- Aim -
Repeat each entry in full, exactly.

- Stored data -
»»

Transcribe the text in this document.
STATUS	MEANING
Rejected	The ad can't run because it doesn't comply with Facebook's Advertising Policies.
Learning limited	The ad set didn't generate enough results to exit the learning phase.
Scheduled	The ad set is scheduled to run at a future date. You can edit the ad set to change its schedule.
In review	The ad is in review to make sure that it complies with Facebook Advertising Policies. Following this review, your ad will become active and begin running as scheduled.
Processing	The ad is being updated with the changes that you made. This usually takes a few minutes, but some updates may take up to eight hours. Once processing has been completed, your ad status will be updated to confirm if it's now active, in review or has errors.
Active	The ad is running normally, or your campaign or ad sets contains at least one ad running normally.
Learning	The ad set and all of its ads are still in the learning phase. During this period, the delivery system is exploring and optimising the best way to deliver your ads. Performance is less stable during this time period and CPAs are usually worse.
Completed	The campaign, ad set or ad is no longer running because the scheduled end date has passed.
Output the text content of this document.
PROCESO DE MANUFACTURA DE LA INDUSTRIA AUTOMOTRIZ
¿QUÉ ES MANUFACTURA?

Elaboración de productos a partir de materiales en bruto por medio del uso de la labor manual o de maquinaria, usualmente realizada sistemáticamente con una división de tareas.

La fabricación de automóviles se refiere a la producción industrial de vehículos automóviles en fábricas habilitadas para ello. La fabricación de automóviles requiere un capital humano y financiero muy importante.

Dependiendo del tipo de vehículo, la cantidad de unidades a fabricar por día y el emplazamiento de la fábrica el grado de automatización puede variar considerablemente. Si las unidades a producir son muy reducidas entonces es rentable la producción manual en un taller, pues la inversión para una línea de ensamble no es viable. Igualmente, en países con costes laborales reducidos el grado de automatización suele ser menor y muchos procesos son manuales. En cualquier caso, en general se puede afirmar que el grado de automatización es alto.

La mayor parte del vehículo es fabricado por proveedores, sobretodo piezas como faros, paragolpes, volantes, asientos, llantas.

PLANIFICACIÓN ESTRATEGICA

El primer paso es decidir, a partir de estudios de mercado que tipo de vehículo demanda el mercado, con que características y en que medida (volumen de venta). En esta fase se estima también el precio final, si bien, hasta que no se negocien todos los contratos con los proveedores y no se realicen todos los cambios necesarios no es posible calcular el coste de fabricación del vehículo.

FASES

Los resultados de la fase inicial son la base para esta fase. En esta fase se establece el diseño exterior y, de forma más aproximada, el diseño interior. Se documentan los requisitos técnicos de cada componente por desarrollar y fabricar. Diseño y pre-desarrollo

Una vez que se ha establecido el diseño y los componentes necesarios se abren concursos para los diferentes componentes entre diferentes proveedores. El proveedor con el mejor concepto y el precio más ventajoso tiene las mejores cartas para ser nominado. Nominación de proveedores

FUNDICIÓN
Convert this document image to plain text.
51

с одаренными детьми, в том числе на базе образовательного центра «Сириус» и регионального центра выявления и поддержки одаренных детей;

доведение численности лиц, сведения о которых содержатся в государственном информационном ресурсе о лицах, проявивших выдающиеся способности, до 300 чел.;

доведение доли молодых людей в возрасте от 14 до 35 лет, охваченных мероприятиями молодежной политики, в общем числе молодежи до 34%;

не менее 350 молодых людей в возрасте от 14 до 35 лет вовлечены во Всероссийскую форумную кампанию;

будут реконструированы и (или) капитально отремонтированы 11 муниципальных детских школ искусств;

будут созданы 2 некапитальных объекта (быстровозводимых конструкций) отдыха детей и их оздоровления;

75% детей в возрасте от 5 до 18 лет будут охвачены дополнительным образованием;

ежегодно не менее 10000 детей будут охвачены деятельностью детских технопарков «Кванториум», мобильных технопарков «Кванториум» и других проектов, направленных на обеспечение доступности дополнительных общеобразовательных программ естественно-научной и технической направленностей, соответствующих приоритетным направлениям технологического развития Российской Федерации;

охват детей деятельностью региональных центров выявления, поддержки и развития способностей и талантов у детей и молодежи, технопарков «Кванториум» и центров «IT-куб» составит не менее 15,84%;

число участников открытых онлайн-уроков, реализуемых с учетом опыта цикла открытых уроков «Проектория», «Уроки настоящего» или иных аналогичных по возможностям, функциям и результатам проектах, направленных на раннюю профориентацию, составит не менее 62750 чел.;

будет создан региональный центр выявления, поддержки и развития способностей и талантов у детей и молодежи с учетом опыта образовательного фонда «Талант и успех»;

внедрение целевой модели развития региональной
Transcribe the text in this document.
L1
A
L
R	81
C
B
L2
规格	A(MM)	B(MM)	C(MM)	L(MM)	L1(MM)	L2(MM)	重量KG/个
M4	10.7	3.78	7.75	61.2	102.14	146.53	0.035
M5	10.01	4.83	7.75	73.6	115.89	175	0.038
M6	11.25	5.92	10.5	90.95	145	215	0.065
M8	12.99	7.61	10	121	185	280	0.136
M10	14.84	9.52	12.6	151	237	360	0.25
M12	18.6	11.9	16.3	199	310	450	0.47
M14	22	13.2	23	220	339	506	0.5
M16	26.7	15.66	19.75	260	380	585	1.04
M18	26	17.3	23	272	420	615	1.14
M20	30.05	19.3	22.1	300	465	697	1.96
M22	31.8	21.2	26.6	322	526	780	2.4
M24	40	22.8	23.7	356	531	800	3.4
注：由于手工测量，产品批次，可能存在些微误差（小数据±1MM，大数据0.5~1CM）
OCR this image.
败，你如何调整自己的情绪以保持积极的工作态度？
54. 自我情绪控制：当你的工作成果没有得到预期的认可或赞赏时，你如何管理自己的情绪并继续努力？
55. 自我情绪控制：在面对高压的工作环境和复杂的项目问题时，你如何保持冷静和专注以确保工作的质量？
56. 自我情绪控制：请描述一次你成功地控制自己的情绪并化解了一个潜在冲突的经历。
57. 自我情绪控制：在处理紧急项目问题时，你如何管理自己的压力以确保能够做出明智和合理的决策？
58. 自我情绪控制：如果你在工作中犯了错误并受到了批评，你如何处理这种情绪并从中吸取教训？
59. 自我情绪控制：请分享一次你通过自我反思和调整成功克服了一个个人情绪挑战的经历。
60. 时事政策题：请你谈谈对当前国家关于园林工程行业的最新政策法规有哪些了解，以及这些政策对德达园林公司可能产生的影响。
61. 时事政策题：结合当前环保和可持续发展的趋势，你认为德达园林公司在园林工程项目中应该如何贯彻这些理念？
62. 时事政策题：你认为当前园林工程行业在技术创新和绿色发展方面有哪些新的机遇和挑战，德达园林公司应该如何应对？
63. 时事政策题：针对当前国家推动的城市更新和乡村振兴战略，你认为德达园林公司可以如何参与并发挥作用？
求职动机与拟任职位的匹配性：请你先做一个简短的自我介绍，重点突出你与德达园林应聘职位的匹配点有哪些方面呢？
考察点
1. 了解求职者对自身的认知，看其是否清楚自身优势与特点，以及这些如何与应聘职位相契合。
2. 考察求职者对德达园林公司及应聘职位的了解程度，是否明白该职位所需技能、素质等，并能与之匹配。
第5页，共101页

««

- Expected answer -
Transcribe the text in this document.
STATUS	MEANING
Rejected	The ad can't run because it doesn't comply with Facebook's Advertising Policies.
Learning limited	The ad set didn't generate enough results to exit the learning phase.
Scheduled	The ad set is scheduled to run at a future date. You can edit the ad set to change its schedule.
In review	The ad is in review to make sure that it complies with Facebook Advertising Policies. Following this review, your ad will become active and begin running as scheduled.
Processing	The ad is being updated with the changes that you made. This usually takes a few minutes, but some updates may take up to eight hours. Once processing has been completed, your ad status will be updated to confirm if it's now active, in review or has errors.
Active	The ad is running normally, or your campaign or ad sets contains at least one ad running normally.
Learning	The ad set and all of its ads are still in the learning phase. During this period, the delivery system is exploring and optimising the best way to deliver your ads. Performance is less stable during this time period and CPAs are usually worse.
Completed	The campaign, ad set or ad is no longer running because the scheduled end date has passed.
Output the text content of this document.
PROCESO DE MANUFACTURA DE LA INDUSTRIA AUTOMOTRIZ
¿QUÉ ES MANUFACTURA?

Elaboración de productos a partir de materiales en bruto por medio del uso de la labor manual o de maquinaria, usualmente realizada sistemáticamente con una división de tareas.

La fabricación de automóviles se refiere a la producción industrial de vehículos automóviles en fábricas habilitadas para ello. La fabricación de automóviles requiere un capital humano y financiero muy importante.

Dependiendo del tipo de vehículo, la cantidad de unidades a fabricar por día y el emplazamiento de la fábrica el grado de automatización puede variar considerablemente. Si las unidades a producir son muy reducidas entonces es rentable la producción manual en un taller, pues la inversión para una línea de ensamble no es viable. Igualmente, en países con costes laborales reducidos el grado de automatización suele ser menor y muchos procesos son manuales. En cualquier caso, en general se puede afirmar que el grado de automatización es alto.

La mayor parte del vehículo es fabricado por proveedores, sobretodo piezas como faros, paragolpes, volantes, asientos, llantas.

PLANIFICACIÓN ESTRATEGICA

El primer paso es decidir, a partir de estudios de mercado que tipo de vehículo demanda el mercado, con que características y en que medida (volumen de venta). En esta fase se estima también el precio final, si bien, hasta que no se negocien todos los contratos con los proveedores y no se realicen todos los cambios necesarios no es posible calcular el coste de fabricación del vehículo.

FASES

Los resultados de la fase inicial son la base para esta fase. En esta fase se establece el diseño exterior y, de forma más aproximada, el diseño interior. Se documentan los requisitos técnicos de cada componente por desarrollar y fabricar. Diseño y pre-desarrollo

Una vez que se ha establecido el diseño y los componentes necesarios se abren concursos para los diferentes componentes entre diferentes proveedores. El proveedor con el mejor concepto y el precio más ventajoso tiene las mejores cartas para ser nominado. Nominación de proveedores

FUNDICIÓN
Convert this document image to plain text.
51

с одаренными детьми, в том числе на базе образовательного центра «Сириус» и регионального центра выявления и поддержки одаренных детей;

доведение численности лиц, сведения о которых содержатся в государственном информационном ресурсе о лицах, проявивших выдающиеся способности, до 300 чел.;

доведение доли молодых людей в возрасте от 14 до 35 лет, охваченных мероприятиями молодежной политики, в общем числе молодежи до 34%;

не менее 350 молодых людей в возрасте от 14 до 35 лет вовлечены во Всероссийскую форумную кампанию;

будут реконструированы и (или) капитально отремонтированы 11 муниципальных детских школ искусств;

будут созданы 2 некапитальных объекта (быстровозводимых конструкций) отдыха детей и их оздоровления;

75% детей в возрасте от 5 до 18 лет будут охвачены дополнительным образованием;

ежегодно не менее 10000 детей будут охвачены деятельностью детских технопарков «Кванториум», мобильных технопарков «Кванториум» и других проектов, направленных на обеспечение доступности дополнительных общеобразовательных программ естественно-научной и технической направленностей, соответствующих приоритетным направлениям технологического развития Российской Федерации;

охват детей деятельностью региональных центров выявления, поддержки и развития способностей и талантов у детей и молодежи, технопарков «Кванториум» и центров «IT-куб» составит не менее 15,84%;

число участников открытых онлайн-уроков, реализуемых с учетом опыта цикла открытых уроков «Проектория», «Уроки настоящего» или иных аналогичных по возможностям, функциям и результатам проектах, направленных на раннюю профориентацию, составит не менее 62750 чел.;

будет создан региональный центр выявления, поддержки и развития способностей и талантов у детей и молодежи с учетом опыта образовательного фонда «Талант и успех»;

внедрение целевой модели развития региональной
Transcribe the text in this document.
L1
A
L
R	81
C
B
L2
规格	A(MM)	B(MM)	C(MM)	L(MM)	L1(MM)	L2(MM)	重量KG/个
M4	10.7	3.78	7.75	61.2	102.14	146.53	0.035
M5	10.01	4.83	7.75	73.6	115.89	175	0.038
M6	11.25	5.92	10.5	90.95	145	215	0.065
M8	12.99	7.61	10	121	185	280	0.136
M10	14.84	9.52	12.6	151	237	360	0.25
M12	18.6	11.9	16.3	199	310	450	0.47
M14	22	13.2	23	220	339	506	0.5
M16	26.7	15.66	19.75	260	380	585	1.04
M18	26	17.3	23	272	420	615	1.14
M20	30.05	19.3	22.1	300	465	697	1.96
M22	31.8	21.2	26.6	322	526	780	2.4
M24	40	22.8	23.7	356	531	800	3.4
注：由于手工测量，产品批次，可能存在些微误差（小数据±1MM，大数据0.5~1CM）
OCR this image.
败，你如何调整自己的情绪以保持积极的工作态度？
54. 自我情绪控制：当你的工作成果没有得到预期的认可或赞赏时，你如何管理自己的情绪并继续努力？
55. 自我情绪控制：在面对高压的工作环境和复杂的项目问题时，你如何保持冷静和专注以确保工作的质量？
56. 自我情绪控制：请描述一次你成功地控制自己的情绪并化解了一个潜在冲突的经历。
57. 自我情绪控制：在处理紧急项目问题时，你如何管理自己的压力以确保能够做出明智和合理的决策？
58. 自我情绪控制：如果你在工作中犯了错误并受到了批评，你如何处理这种情绪并从中吸取教训？
59. 自我情绪控制：请分享一次你通过自我反思和调整成功克服了一个个人情绪挑战的经历。
60. 时事政策题：请你谈谈对当前国家关于园林工程行业的最新政策法规有哪些了解，以及这些政策对德达园林公司可能产生的影响。
61. 时事政策题：结合当前环保和可持续发展的趋势，你认为德达园林公司在园林工程项目中应该如何贯彻这些理念？
62. 时事政策题：你认为当前园林工程行业在技术创新和绿色发展方面有哪些新的机遇和挑战，德达园林公司应该如何应对？
63. 时事政策题：针对当前国家推动的城市更新和乡村振兴战略，你认为德达园林公司可以如何参与并发挥作用？
求职动机与拟任职位的匹配性：请你先做一个简短的自我介绍，重点突出你与德达园林应聘职位的匹配点有哪些方面呢？
考察点
1. 了解求职者对自身的认知，看其是否清楚自身优势与特点，以及这些如何与应聘职位相契合。
2. 考察求职者对德达园林公司及应聘职位的了解程度，是否明白该职位所需技能、素质等，并能与之匹配。
第5页，共101页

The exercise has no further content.